Across the listing below, how many lines hold "ylabel"? Reply with the number by itself.
═════ Material for this exercise
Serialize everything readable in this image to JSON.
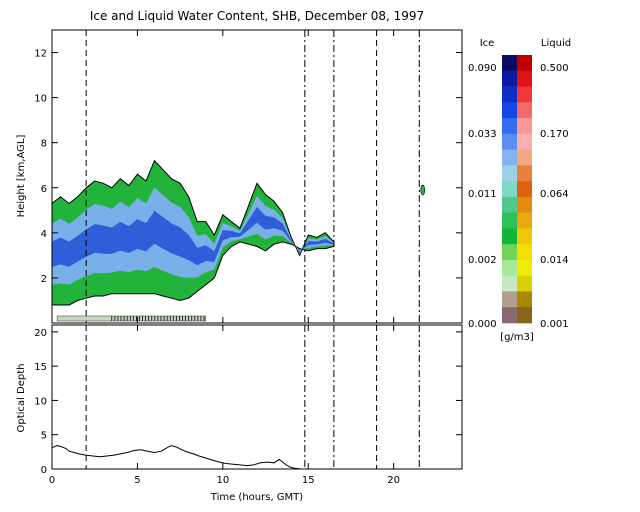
{
  "chart_data": [
    {
      "type": "heatmap",
      "title": "Ice and Liquid Water Content, SHB, December 08, 1997",
      "xlabel": "",
      "ylabel": "Height [km,AGL]",
      "xlim": [
        0,
        24
      ],
      "ylim": [
        0,
        13
      ],
      "xticks": [
        "0",
        "5",
        "10",
        "15",
        "20"
      ],
      "yticks": [
        "2",
        "4",
        "6",
        "8",
        "10",
        "12"
      ],
      "colorbar": {
        "ice_label": "Ice",
        "liquid_label": "Liquid",
        "units": "[g/m3]",
        "ice_ticks": [
          "0.090",
          "0.033",
          "0.011",
          "0.002",
          "0.000"
        ],
        "liquid_ticks": [
          "0.500",
          "0.170",
          "0.064",
          "0.014",
          "0.001"
        ],
        "ice_colors": [
          "#0a0a60",
          "#0c1aa0",
          "#0f2ec8",
          "#1546e6",
          "#2f6ef0",
          "#5a8ef2",
          "#86b2ee",
          "#9ed0ea",
          "#7ed8c6",
          "#50c88a",
          "#2fbf57",
          "#12b43a",
          "#6fd458",
          "#a8e89a",
          "#c8e8c4",
          "#b0a090",
          "#8a6870"
        ],
        "liquid_colors": [
          "#c00000",
          "#e01414",
          "#ee3838",
          "#f26a6a",
          "#f89898",
          "#f8b0b0",
          "#f0a880",
          "#e88040",
          "#e06010",
          "#e48a10",
          "#eaa80c",
          "#f0c80a",
          "#f4e000",
          "#f0ec00",
          "#d8d000",
          "#a88800",
          "#886418"
        ]
      },
      "dashed_lines_hours": [
        2,
        19
      ],
      "dashdot_lines_hours": [
        14.8,
        16.5,
        21.5
      ],
      "cloud_layer": {
        "time_hours": [
          0,
          0.5,
          1,
          1.5,
          2,
          2.5,
          3,
          3.5,
          4,
          4.5,
          5,
          5.5,
          6,
          6.5,
          7,
          7.5,
          8,
          8.5,
          9,
          9.5,
          10,
          10.5,
          11,
          11.5,
          12,
          12.5,
          13,
          13.5,
          14,
          14.5,
          15,
          15.5,
          16,
          16.5
        ],
        "base_km": [
          0.8,
          0.8,
          0.8,
          1.0,
          1.1,
          1.2,
          1.2,
          1.3,
          1.3,
          1.3,
          1.3,
          1.3,
          1.3,
          1.2,
          1.1,
          1.0,
          1.1,
          1.4,
          1.7,
          2.0,
          3.0,
          3.4,
          3.6,
          3.5,
          3.4,
          3.2,
          3.5,
          3.6,
          3.5,
          3.3,
          3.2,
          3.3,
          3.3,
          3.4
        ],
        "top_km": [
          5.3,
          5.6,
          5.3,
          5.6,
          6.0,
          6.3,
          6.2,
          6.0,
          6.4,
          6.1,
          6.6,
          6.3,
          7.2,
          6.8,
          6.4,
          6.2,
          5.6,
          4.5,
          4.5,
          3.9,
          4.8,
          4.5,
          4.2,
          5.2,
          6.2,
          5.7,
          5.4,
          4.9,
          3.8,
          3.0,
          3.9,
          3.8,
          4.0,
          3.6
        ],
        "max_ice_g_m3": 0.09
      }
    },
    {
      "type": "line",
      "title": "",
      "xlabel": "Time (hours, GMT)",
      "ylabel": "Optical Depth",
      "xlim": [
        0,
        24
      ],
      "ylim": [
        0,
        21
      ],
      "xticks": [
        "0",
        "5",
        "10",
        "15",
        "20"
      ],
      "yticks": [
        "0",
        "5",
        "10",
        "15",
        "20"
      ],
      "series": [
        {
          "x": [
            0,
            0.3,
            0.5,
            0.8,
            1.0,
            1.3,
            1.6,
            2.0,
            2.4,
            2.8,
            3.2,
            3.6,
            4.0,
            4.4,
            4.8,
            5.2,
            5.6,
            6.0,
            6.4,
            6.8,
            7.0,
            7.3,
            7.6,
            8.0,
            8.3,
            8.6,
            9.0,
            9.4,
            9.8,
            10.2,
            10.6,
            11.0,
            11.4,
            11.8,
            12.2,
            12.6,
            13.0,
            13.3,
            13.6,
            13.9,
            14.2,
            14.6,
            15.0,
            16.5
          ],
          "y": [
            3.1,
            3.4,
            3.3,
            3.0,
            2.6,
            2.4,
            2.2,
            2.0,
            1.9,
            1.8,
            1.9,
            2.0,
            2.2,
            2.4,
            2.7,
            2.8,
            2.6,
            2.4,
            2.6,
            3.2,
            3.4,
            3.2,
            2.8,
            2.4,
            2.2,
            1.9,
            1.6,
            1.3,
            1.0,
            0.8,
            0.7,
            0.6,
            0.5,
            0.6,
            0.9,
            1.0,
            0.9,
            1.4,
            0.8,
            0.3,
            0.1,
            0.0,
            0.0,
            0.0
          ]
        }
      ]
    }
  ]
}
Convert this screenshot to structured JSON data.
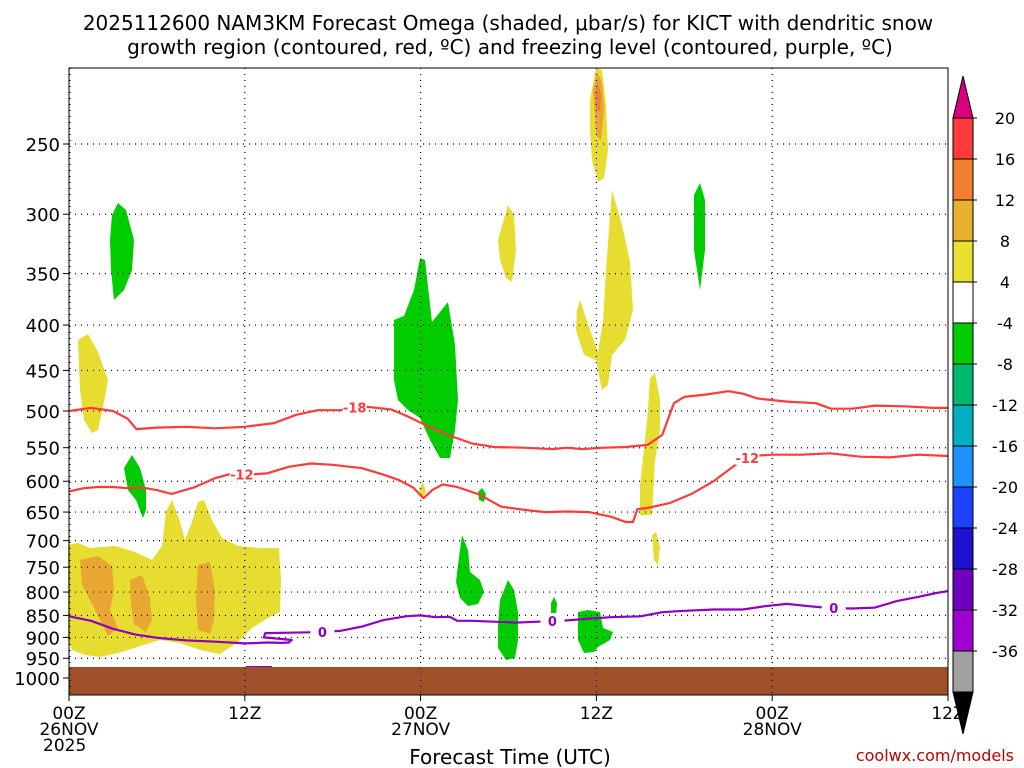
{
  "chart_data": {
    "type": "heatmap",
    "title_line1": "2025112600 NAM3KM Forecast Omega (shaded, μbar/s) for KICT with dendritic snow",
    "title_line2": "growth region (contoured, red, ºC) and freezing level (contoured, purple, ºC)",
    "xlabel": "Forecast Time (UTC)",
    "credit": "coolwx.com/models",
    "x_ticks": [
      {
        "hour": 0,
        "lines": [
          "00Z",
          "26NOV",
          "2025"
        ]
      },
      {
        "hour": 12,
        "lines": [
          "12Z"
        ]
      },
      {
        "hour": 24,
        "lines": [
          "00Z",
          "27NOV"
        ]
      },
      {
        "hour": 36,
        "lines": [
          "12Z"
        ]
      },
      {
        "hour": 48,
        "lines": [
          "00Z",
          "28NOV"
        ]
      },
      {
        "hour": 60,
        "lines": [
          "12Z"
        ]
      }
    ],
    "xlim": [
      0,
      60
    ],
    "ylim_hpa": [
      1000,
      200
    ],
    "y_ticks": [
      250,
      300,
      350,
      400,
      450,
      500,
      550,
      600,
      650,
      700,
      750,
      800,
      850,
      900,
      950,
      1000
    ],
    "colorbar": {
      "labels": [
        "20",
        "16",
        "12",
        "8",
        "4",
        "-4",
        "-8",
        "-12",
        "-16",
        "-20",
        "-24",
        "-28",
        "-32",
        "-36"
      ],
      "colors": [
        "#d8007f",
        "#ff3a3a",
        "#f08030",
        "#e8b030",
        "#e8e030",
        "#ffffff",
        "#00cc00",
        "#00b870",
        "#00b0c0",
        "#1e90ff",
        "#1e40ff",
        "#2010d0",
        "#7000c0",
        "#a000d0",
        "#a0a0a0",
        "#000000"
      ]
    },
    "contours": [
      {
        "name": "-18C",
        "label": "-18",
        "color": "#ff3a3a",
        "points": [
          [
            0,
            500
          ],
          [
            1.5,
            496
          ],
          [
            3,
            500
          ],
          [
            4,
            510
          ],
          [
            4.6,
            524
          ],
          [
            6,
            522
          ],
          [
            8,
            521
          ],
          [
            10,
            523
          ],
          [
            12,
            521
          ],
          [
            14,
            516
          ],
          [
            15.5,
            505
          ],
          [
            17,
            499
          ],
          [
            18.5,
            499
          ],
          [
            20,
            494
          ],
          [
            22,
            498
          ],
          [
            23,
            506
          ],
          [
            24.5,
            520
          ],
          [
            26,
            533
          ],
          [
            27.5,
            544
          ],
          [
            29,
            549
          ],
          [
            31,
            550
          ],
          [
            33,
            552
          ],
          [
            34,
            550
          ],
          [
            35,
            552
          ],
          [
            36.5,
            550
          ],
          [
            38,
            549
          ],
          [
            39.5,
            546
          ],
          [
            40.5,
            532
          ],
          [
            41,
            505
          ],
          [
            41.3,
            490
          ],
          [
            42,
            482
          ],
          [
            43.5,
            479
          ],
          [
            45,
            475
          ],
          [
            46,
            478
          ],
          [
            47,
            484
          ],
          [
            49,
            488
          ],
          [
            51,
            490
          ],
          [
            52,
            497
          ],
          [
            53.5,
            497
          ],
          [
            55,
            493
          ],
          [
            57,
            494
          ],
          [
            59,
            496
          ],
          [
            60,
            496
          ]
        ]
      },
      {
        "name": "-12C",
        "label": "-12",
        "color": "#ff3a3a",
        "points": [
          [
            0,
            616
          ],
          [
            1,
            611
          ],
          [
            2,
            609
          ],
          [
            3,
            609
          ],
          [
            4,
            611
          ],
          [
            5,
            610
          ],
          [
            6,
            614
          ],
          [
            7,
            620
          ],
          [
            8.5,
            610
          ],
          [
            10,
            595
          ],
          [
            11,
            589
          ],
          [
            12,
            590
          ],
          [
            13.5,
            588
          ],
          [
            15,
            578
          ],
          [
            16.5,
            573
          ],
          [
            18,
            575
          ],
          [
            20,
            580
          ],
          [
            21.5,
            590
          ],
          [
            22.5,
            598
          ],
          [
            23.5,
            610
          ],
          [
            24.2,
            627
          ],
          [
            24.8,
            614
          ],
          [
            25.5,
            605
          ],
          [
            26.5,
            609
          ],
          [
            28,
            621
          ],
          [
            29.5,
            641
          ],
          [
            31,
            646
          ],
          [
            32.5,
            650
          ],
          [
            34,
            649
          ],
          [
            35.5,
            650
          ],
          [
            37,
            658
          ],
          [
            38,
            667
          ],
          [
            38.5,
            667
          ],
          [
            38.8,
            645
          ],
          [
            39.5,
            643
          ],
          [
            41,
            635
          ],
          [
            42.5,
            620
          ],
          [
            44,
            600
          ],
          [
            45.5,
            575
          ],
          [
            46.5,
            562
          ],
          [
            48,
            560
          ],
          [
            50,
            560
          ],
          [
            52,
            558
          ],
          [
            54,
            563
          ],
          [
            56,
            564
          ],
          [
            58,
            560
          ],
          [
            60,
            562
          ]
        ]
      },
      {
        "name": "0C",
        "label": "0",
        "color": "#9000c0",
        "points": [
          [
            0,
            852
          ],
          [
            1.5,
            862
          ],
          [
            3,
            880
          ],
          [
            4.5,
            893
          ],
          [
            6,
            901
          ],
          [
            8,
            907
          ],
          [
            10,
            910
          ],
          [
            12,
            914
          ],
          [
            13,
            913
          ],
          [
            13.5,
            912
          ],
          [
            14.5,
            913
          ],
          [
            15,
            912
          ],
          [
            15.2,
            906
          ],
          [
            14.6,
            904
          ],
          [
            13.3,
            900
          ],
          [
            13.4,
            890
          ],
          [
            15,
            889
          ],
          [
            17,
            888
          ],
          [
            18.5,
            885
          ],
          [
            20,
            875
          ],
          [
            21.5,
            860
          ],
          [
            23,
            852
          ],
          [
            24,
            850
          ],
          [
            25,
            854
          ],
          [
            26,
            853
          ],
          [
            26.5,
            862
          ],
          [
            27.5,
            862
          ],
          [
            29,
            864
          ],
          [
            30.5,
            866
          ],
          [
            32,
            864
          ],
          [
            34,
            861
          ],
          [
            35.5,
            857
          ],
          [
            37,
            854
          ],
          [
            39,
            852
          ],
          [
            40.5,
            843
          ],
          [
            42,
            840
          ],
          [
            44,
            837
          ],
          [
            46,
            837
          ],
          [
            47.5,
            830
          ],
          [
            49,
            825
          ],
          [
            50.5,
            830
          ],
          [
            52,
            834
          ],
          [
            53.5,
            835
          ],
          [
            55,
            833
          ],
          [
            56.5,
            819
          ],
          [
            58,
            810
          ],
          [
            59.2,
            802
          ],
          [
            60,
            798
          ]
        ]
      }
    ],
    "surface": {
      "label": "terrain",
      "color": "#a05028",
      "top_hpa": 970
    }
  }
}
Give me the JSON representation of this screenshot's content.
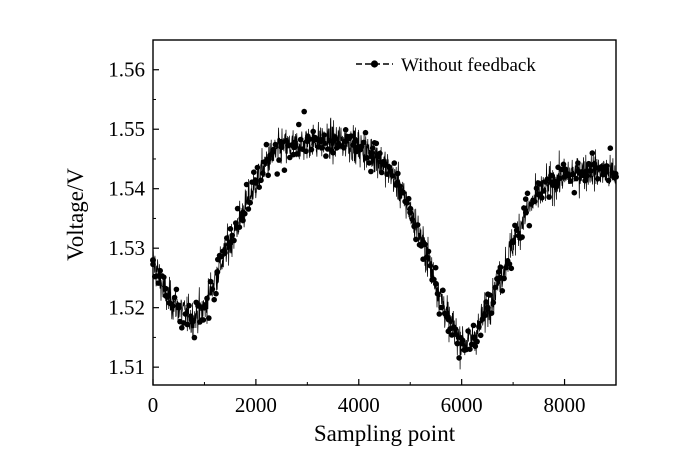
{
  "chart_data": {
    "type": "line",
    "title": "",
    "xlabel": "Sampling point",
    "ylabel": "Voltage/V",
    "xlim": [
      0,
      9000
    ],
    "ylim": [
      1.507,
      1.565
    ],
    "xticks": [
      0,
      2000,
      4000,
      6000,
      8000
    ],
    "xtick_labels": [
      "0",
      "2000",
      "4000",
      "6000",
      "8000"
    ],
    "yticks": [
      1.51,
      1.52,
      1.53,
      1.54,
      1.55,
      1.56
    ],
    "ytick_labels": [
      "1.51",
      "1.52",
      "1.53",
      "1.54",
      "1.55",
      "1.56"
    ],
    "grid": false,
    "legend_position": "top-right",
    "series": [
      {
        "name": "Without feedback",
        "color": "#000000",
        "marker": "circle",
        "line_style": "dashed-marker",
        "x": [
          0,
          250,
          500,
          750,
          1000,
          1250,
          1500,
          1750,
          2000,
          2250,
          2500,
          2750,
          3000,
          3250,
          3500,
          3750,
          4000,
          4250,
          4500,
          4750,
          5000,
          5250,
          5500,
          5750,
          6000,
          6250,
          6500,
          6750,
          7000,
          7250,
          7500,
          7750,
          8000,
          8250,
          8500,
          8750,
          9000
        ],
        "y": [
          1.528,
          1.522,
          1.52,
          1.518,
          1.52,
          1.526,
          1.531,
          1.536,
          1.541,
          1.545,
          1.547,
          1.547,
          1.548,
          1.548,
          1.548,
          1.548,
          1.547,
          1.546,
          1.544,
          1.541,
          1.536,
          1.531,
          1.524,
          1.518,
          1.514,
          1.515,
          1.52,
          1.525,
          1.531,
          1.536,
          1.539,
          1.541,
          1.542,
          1.543,
          1.543,
          1.543,
          1.542
        ]
      }
    ]
  }
}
══════════
Exercise answer: 3